What is expected = Of the lines in this material, how many contain "acutè"? Answer with a single number only.

Input =
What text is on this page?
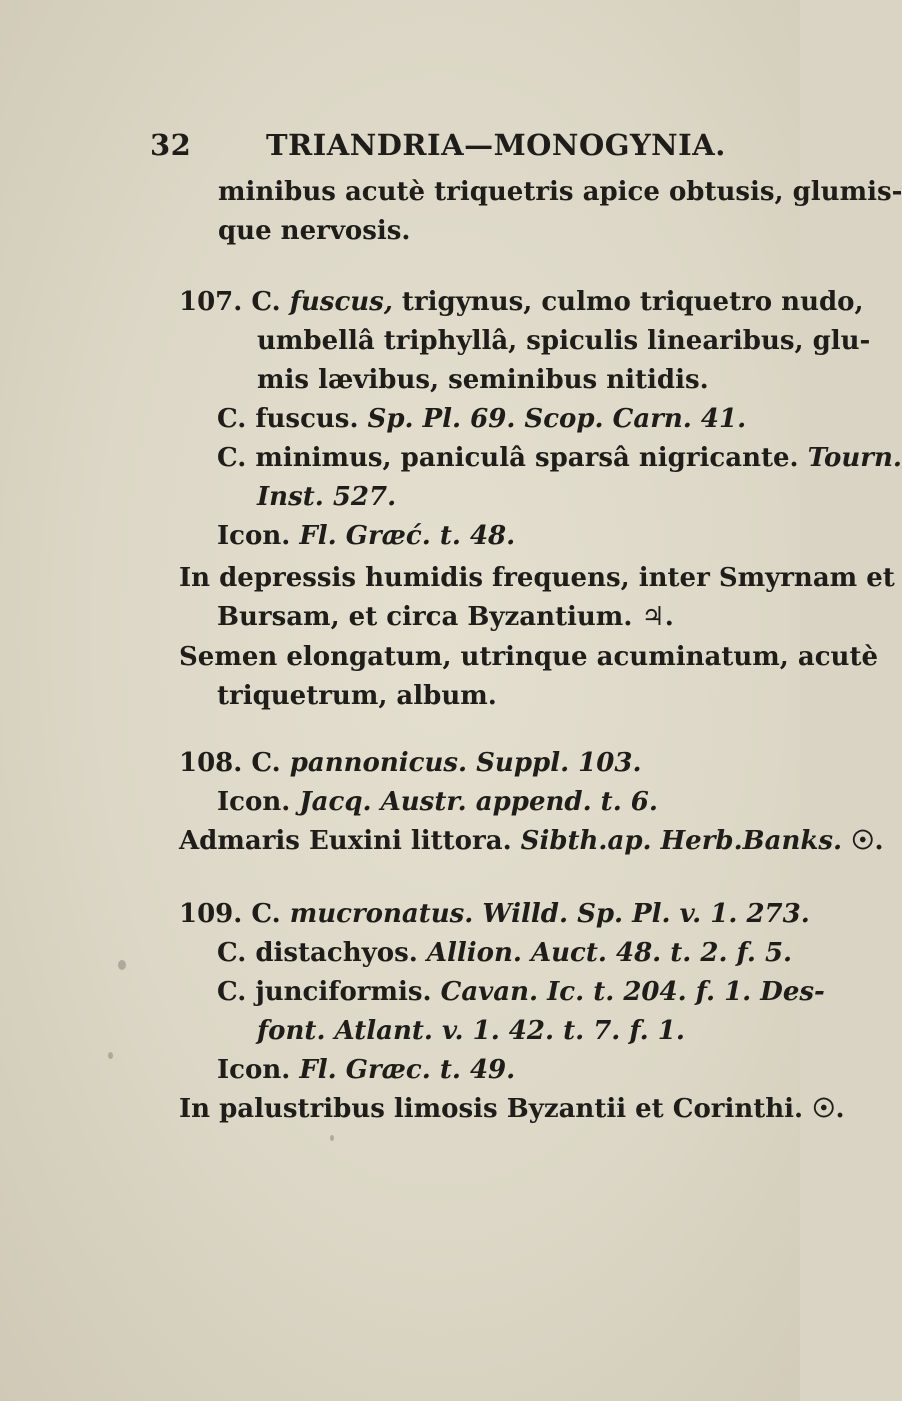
32	TRIANDRIA—MONOGYNIA.
minibus acutè triquetris apice obtusis, glumis-
que nervosis.
107. C. fuscus, trigynus, culmo triquetro nudo,
umbellâ triphyllâ, spiculis linearibus, glu-
mis lævibus, seminibus nitidis.
C. fuscus. Sp. Pl. 69. Scop. Carn. 41.
C. minimus, paniculâ sparsâ nigricante. Tourn.
Inst. 527.
Icon. Fl. Græć. t. 48.
In depressis humidis frequens, inter Smyrnam et
Bursam, et circa Byzantium. ♃.
Semen elongatum, utrinque acuminatum, acutè
triquetrum, album.
108. C. pannonicus. Suppl. 103.
Icon. Jacq. Austr. append. t. 6.
Admaris Euxini littora. Sibth.ap. Herb.Banks. ☉.
109. C. mucronatus. Willd. Sp. Pl. v. 1. 273.
C. distachyos. Allion. Auct. 48. t. 2. f. 5.
C. junciformis. Cavan. Ic. t. 204. f. 1. Des-
font. Atlant. v. 1. 42. t. 7. f. 1.
Icon. Fl. Græc. t. 49.
In palustribus limosis Byzantii et Corinthi. ☉.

Task answer = 2